## To be done
Show all lines holding the string "драгоценной".

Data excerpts
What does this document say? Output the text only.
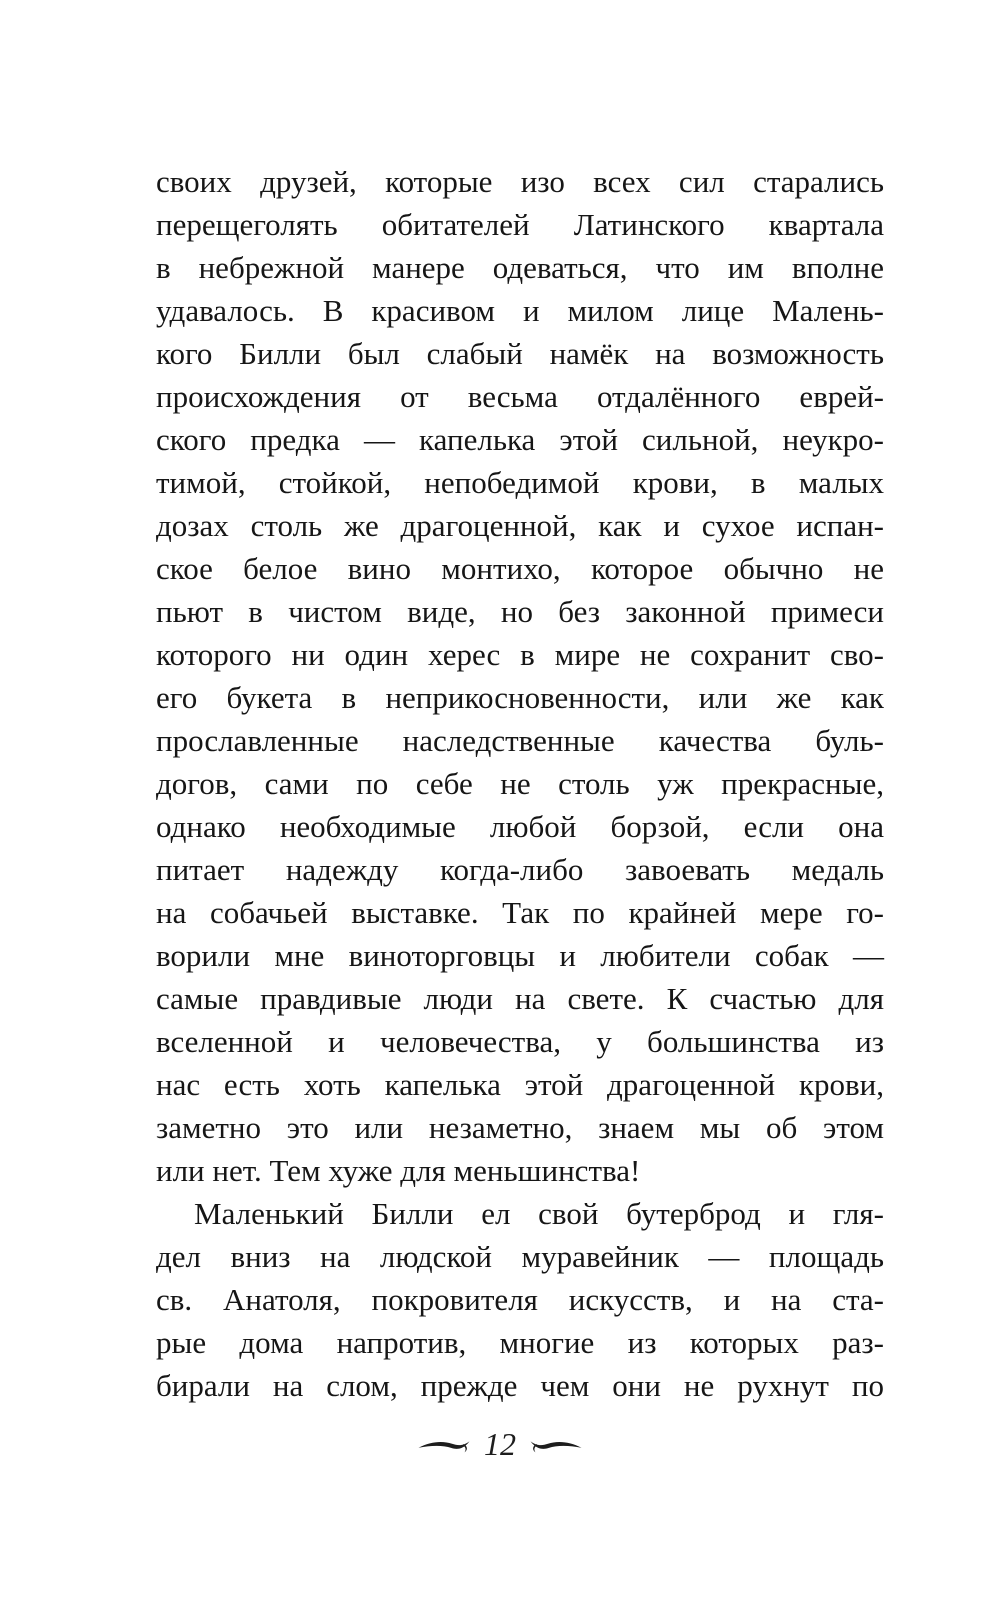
своих друзей, которые изо всех сил старались
перещеголять обитателей Латинского квартала
в небрежной манере одеваться, что им вполне
удавалось. В красивом и милом лице Малень-
кого Билли был слабый намёк на возможность
происхождения от весьма отдалённого еврей-
ского предка — капелька этой сильной, неукро-
тимой, стойкой, непобедимой крови, в малых
дозах столь же драгоценной, как и сухое испан-
ское белое вино монтихо, которое обычно не
пьют в чистом виде, но без законной примеси
которого ни один херес в мире не сохранит сво-
его букета в неприкосновенности, или же как
прославленные наследственные качества буль-
догов, сами по себе не столь уж прекрасные,
однако необходимые любой борзой, если она
питает надежду когда-либо завоевать медаль
на собачьей выставке. Так по крайней мере го-
ворили мне виноторговцы и любители собак —
самые правдивые люди на свете. К счастью для
вселенной и человечества, у большинства из
нас есть хоть капелька этой драгоценной крови,
заметно это или незаметно, знаем мы об этом
или нет. Тем хуже для меньшинства!
Маленький Билли ел свой бутерброд и гля-
дел вниз на людской муравейник — площадь
св. Анатоля, покровителя искусств, и на ста-
рые дома напротив, многие из которых раз-
бирали на слом, прежде чем они не рухнут по
12
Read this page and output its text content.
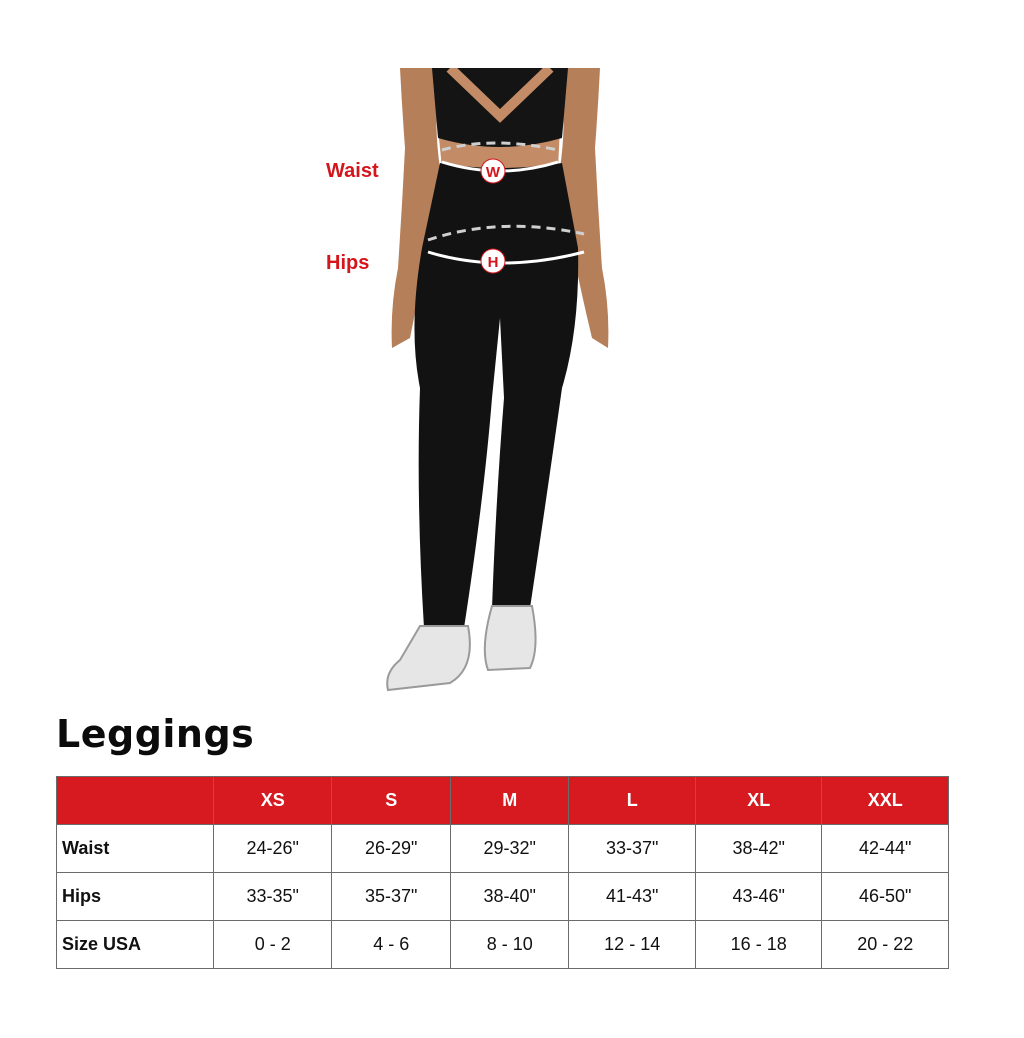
Waist
Hips
W
H
Leggings
	XS	S	M	L	XL	XXL
Waist	24-26"	26-29"	29-32"	33-37"	38-42"	42-44"
Hips	33-35"	35-37"	38-40"	41-43"	43-46"	46-50"
Size USA	0 - 2	4 - 6	8 - 10	12 - 14	16 - 18	20 - 22
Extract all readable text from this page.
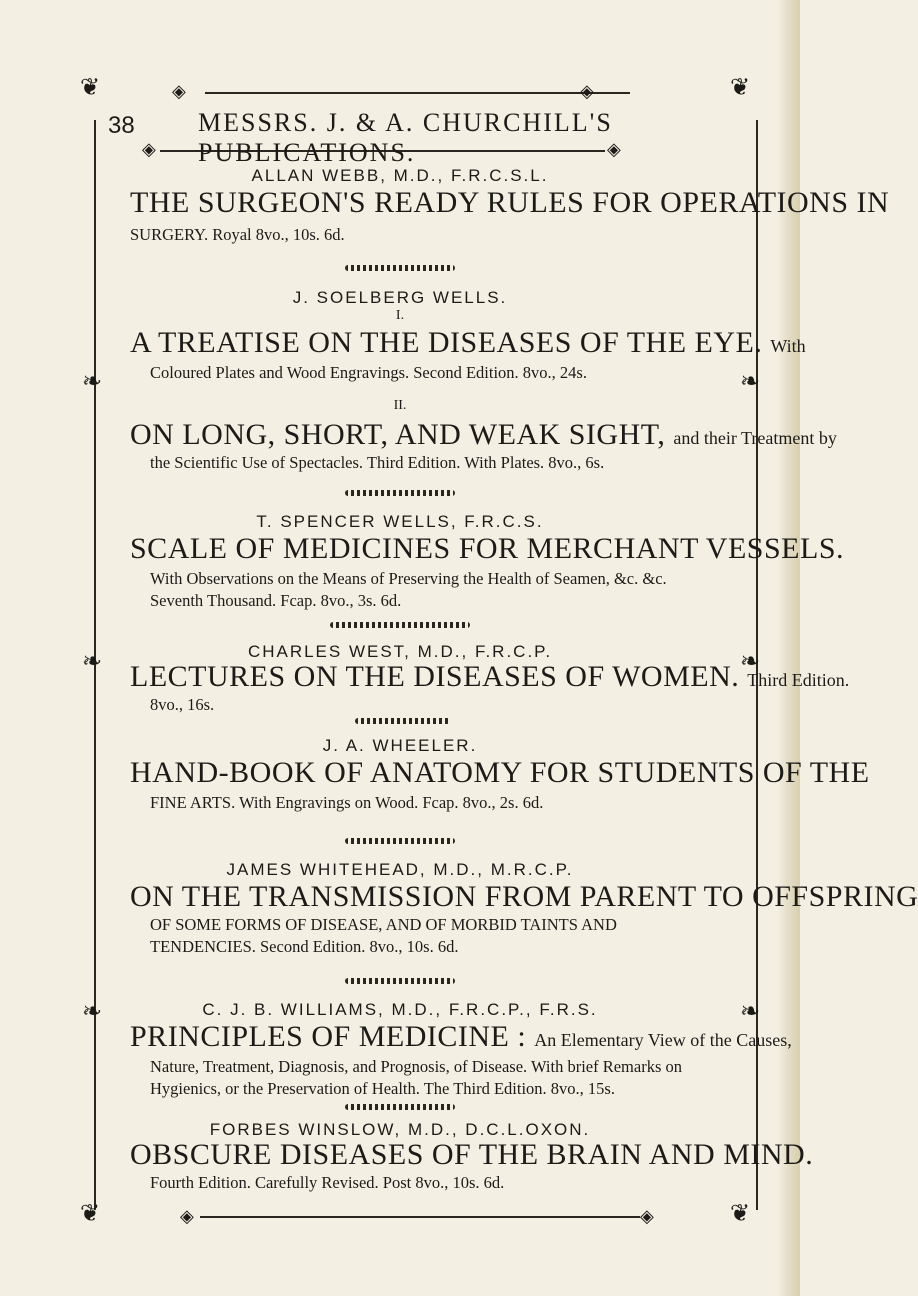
❦	❦
❦	❦
◈	◈
◈	◈
◈	◈
❧
❧
❧
❧
❧
❧
38 MESSRS. J. & A. CHURCHILL'S PUBLICATIONS.
ALLAN WEBB, M.D., F.R.C.S.L.
THE SURGEON'S READY RULES FOR OPERATIONS IN
SURGERY. Royal 8vo., 10s. 6d.
J. SOELBERG WELLS.
I.
A TREATISE ON THE DISEASES OF THE EYE. With
Coloured Plates and Wood Engravings. Second Edition. 8vo., 24s.
II.
ON LONG, SHORT, AND WEAK SIGHT, and their Treatment by
the Scientific Use of Spectacles. Third Edition. With Plates. 8vo., 6s.
T. SPENCER WELLS, F.R.C.S.
SCALE OF MEDICINES FOR MERCHANT VESSELS.
With Observations on the Means of Preserving the Health of Seamen, &c. &c.
Seventh Thousand. Fcap. 8vo., 3s. 6d.
CHARLES WEST, M.D., F.R.C.P.
LECTURES ON THE DISEASES OF WOMEN. Third Edition.
8vo., 16s.
J. A. WHEELER.
HAND-BOOK OF ANATOMY FOR STUDENTS OF THE
FINE ARTS. With Engravings on Wood. Fcap. 8vo., 2s. 6d.
JAMES WHITEHEAD, M.D., M.R.C.P.
ON THE TRANSMISSION FROM PARENT TO OFFSPRING
OF SOME FORMS OF DISEASE, AND OF MORBID TAINTS AND
TENDENCIES. Second Edition. 8vo., 10s. 6d.
C. J. B. WILLIAMS, M.D., F.R.C.P., F.R.S.
PRINCIPLES OF MEDICINE : An Elementary View of the Causes,
Nature, Treatment, Diagnosis, and Prognosis, of Disease. With brief Remarks on
Hygienics, or the Preservation of Health. The Third Edition. 8vo., 15s.
FORBES WINSLOW, M.D., D.C.L.OXON.
OBSCURE DISEASES OF THE BRAIN AND MIND.
Fourth Edition. Carefully Revised. Post 8vo., 10s. 6d.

## Task output
дозах столь же драгоценной, как и сухое испан-
нас есть хоть капелька этой драгоценной крови,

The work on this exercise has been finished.